::: Data records :::

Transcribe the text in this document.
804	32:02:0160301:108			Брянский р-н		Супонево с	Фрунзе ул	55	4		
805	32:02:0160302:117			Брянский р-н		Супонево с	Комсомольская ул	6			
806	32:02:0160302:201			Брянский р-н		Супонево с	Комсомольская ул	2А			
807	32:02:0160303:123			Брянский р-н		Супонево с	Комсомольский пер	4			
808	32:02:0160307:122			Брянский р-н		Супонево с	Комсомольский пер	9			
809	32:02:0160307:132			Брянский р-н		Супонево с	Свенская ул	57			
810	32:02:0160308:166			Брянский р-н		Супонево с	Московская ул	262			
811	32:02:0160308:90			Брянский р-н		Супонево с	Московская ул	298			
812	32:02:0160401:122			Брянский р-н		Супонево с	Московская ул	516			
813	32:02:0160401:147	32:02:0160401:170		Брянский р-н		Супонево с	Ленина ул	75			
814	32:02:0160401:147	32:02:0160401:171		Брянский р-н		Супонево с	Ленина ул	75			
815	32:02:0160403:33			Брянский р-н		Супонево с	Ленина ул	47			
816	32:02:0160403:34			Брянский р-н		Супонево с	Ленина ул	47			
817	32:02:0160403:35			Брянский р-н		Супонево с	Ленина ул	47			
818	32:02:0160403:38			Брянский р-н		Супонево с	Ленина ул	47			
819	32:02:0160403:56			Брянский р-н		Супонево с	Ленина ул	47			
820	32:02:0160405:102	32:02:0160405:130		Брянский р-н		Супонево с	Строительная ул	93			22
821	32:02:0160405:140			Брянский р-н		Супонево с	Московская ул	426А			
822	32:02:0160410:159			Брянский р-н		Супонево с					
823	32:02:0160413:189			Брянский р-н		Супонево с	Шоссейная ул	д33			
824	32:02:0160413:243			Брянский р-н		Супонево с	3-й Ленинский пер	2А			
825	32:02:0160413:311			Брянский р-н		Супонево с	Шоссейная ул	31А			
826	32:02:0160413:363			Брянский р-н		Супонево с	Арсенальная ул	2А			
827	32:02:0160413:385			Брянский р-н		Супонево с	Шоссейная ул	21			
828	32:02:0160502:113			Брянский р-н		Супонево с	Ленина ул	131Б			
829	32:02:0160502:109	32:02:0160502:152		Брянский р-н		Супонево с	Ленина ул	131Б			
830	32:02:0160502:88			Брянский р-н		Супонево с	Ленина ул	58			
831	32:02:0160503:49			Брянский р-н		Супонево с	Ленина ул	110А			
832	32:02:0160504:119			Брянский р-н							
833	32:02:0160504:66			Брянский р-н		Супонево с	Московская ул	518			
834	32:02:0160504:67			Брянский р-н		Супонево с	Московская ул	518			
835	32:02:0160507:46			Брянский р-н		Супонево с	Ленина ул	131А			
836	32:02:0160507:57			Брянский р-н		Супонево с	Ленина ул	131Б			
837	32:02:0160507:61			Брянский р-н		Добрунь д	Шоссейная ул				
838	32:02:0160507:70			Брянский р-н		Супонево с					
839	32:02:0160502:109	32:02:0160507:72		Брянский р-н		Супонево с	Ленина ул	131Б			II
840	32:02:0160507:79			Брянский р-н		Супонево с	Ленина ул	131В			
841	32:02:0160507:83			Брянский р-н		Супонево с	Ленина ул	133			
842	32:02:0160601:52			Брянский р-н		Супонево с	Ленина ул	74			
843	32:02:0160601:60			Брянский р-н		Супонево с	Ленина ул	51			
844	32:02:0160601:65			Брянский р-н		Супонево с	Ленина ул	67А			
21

:::

- _Your task_
The listing above must be transcribed exactly, line by line.

- _Final result_
Transcribe the text in this document.
804	32:02:0160301:108			Брянский р-н		Супонево с	Фрунзе ул	55	4		
805	32:02:0160302:117			Брянский р-н		Супонево с	Комсомольская ул	6			
806	32:02:0160302:201			Брянский р-н		Супонево с	Комсомольская ул	2А			
807	32:02:0160303:123			Брянский р-н		Супонево с	Комсомольский пер	4			
808	32:02:0160307:122			Брянский р-н		Супонево с	Комсомольский пер	9			
809	32:02:0160307:132			Брянский р-н		Супонево с	Свенская ул	57			
810	32:02:0160308:166			Брянский р-н		Супонево с	Московская ул	262			
811	32:02:0160308:90			Брянский р-н		Супонево с	Московская ул	298			
812	32:02:0160401:122			Брянский р-н		Супонево с	Московская ул	516			
813	32:02:0160401:147	32:02:0160401:170		Брянский р-н		Супонево с	Ленина ул	75			
814	32:02:0160401:147	32:02:0160401:171		Брянский р-н		Супонево с	Ленина ул	75			
815	32:02:0160403:33			Брянский р-н		Супонево с	Ленина ул	47			
816	32:02:0160403:34			Брянский р-н		Супонево с	Ленина ул	47			
817	32:02:0160403:35			Брянский р-н		Супонево с	Ленина ул	47			
818	32:02:0160403:38			Брянский р-н		Супонево с	Ленина ул	47			
819	32:02:0160403:56			Брянский р-н		Супонево с	Ленина ул	47			
820	32:02:0160405:102	32:02:0160405:130		Брянский р-н		Супонево с	Строительная ул	93			22
821	32:02:0160405:140			Брянский р-н		Супонево с	Московская ул	426А			
822	32:02:0160410:159			Брянский р-н		Супонево с					
823	32:02:0160413:189			Брянский р-н		Супонево с	Шоссейная ул	д33			
824	32:02:0160413:243			Брянский р-н		Супонево с	3-й Ленинский пер	2А			
825	32:02:0160413:311			Брянский р-н		Супонево с	Шоссейная ул	31А			
826	32:02:0160413:363			Брянский р-н		Супонево с	Арсенальная ул	2А			
827	32:02:0160413:385			Брянский р-н		Супонево с	Шоссейная ул	21			
828	32:02:0160502:113			Брянский р-н		Супонево с	Ленина ул	131Б			
829	32:02:0160502:109	32:02:0160502:152		Брянский р-н		Супонево с	Ленина ул	131Б			
830	32:02:0160502:88			Брянский р-н		Супонево с	Ленина ул	58			
831	32:02:0160503:49			Брянский р-н		Супонево с	Ленина ул	110А			
832	32:02:0160504:119			Брянский р-н							
833	32:02:0160504:66			Брянский р-н		Супонево с	Московская ул	518			
834	32:02:0160504:67			Брянский р-н		Супонево с	Московская ул	518			
835	32:02:0160507:46			Брянский р-н		Супонево с	Ленина ул	131А			
836	32:02:0160507:57			Брянский р-н		Супонево с	Ленина ул	131Б			
837	32:02:0160507:61			Брянский р-н		Добрунь д	Шоссейная ул				
838	32:02:0160507:70			Брянский р-н		Супонево с					
839	32:02:0160502:109	32:02:0160507:72		Брянский р-н		Супонево с	Ленина ул	131Б			II
840	32:02:0160507:79			Брянский р-н		Супонево с	Ленина ул	131В			
841	32:02:0160507:83			Брянский р-н		Супонево с	Ленина ул	133			
842	32:02:0160601:52			Брянский р-н		Супонево с	Ленина ул	74			
843	32:02:0160601:60			Брянский р-н		Супонево с	Ленина ул	51			
844	32:02:0160601:65			Брянский р-н		Супонево с	Ленина ул	67А			
21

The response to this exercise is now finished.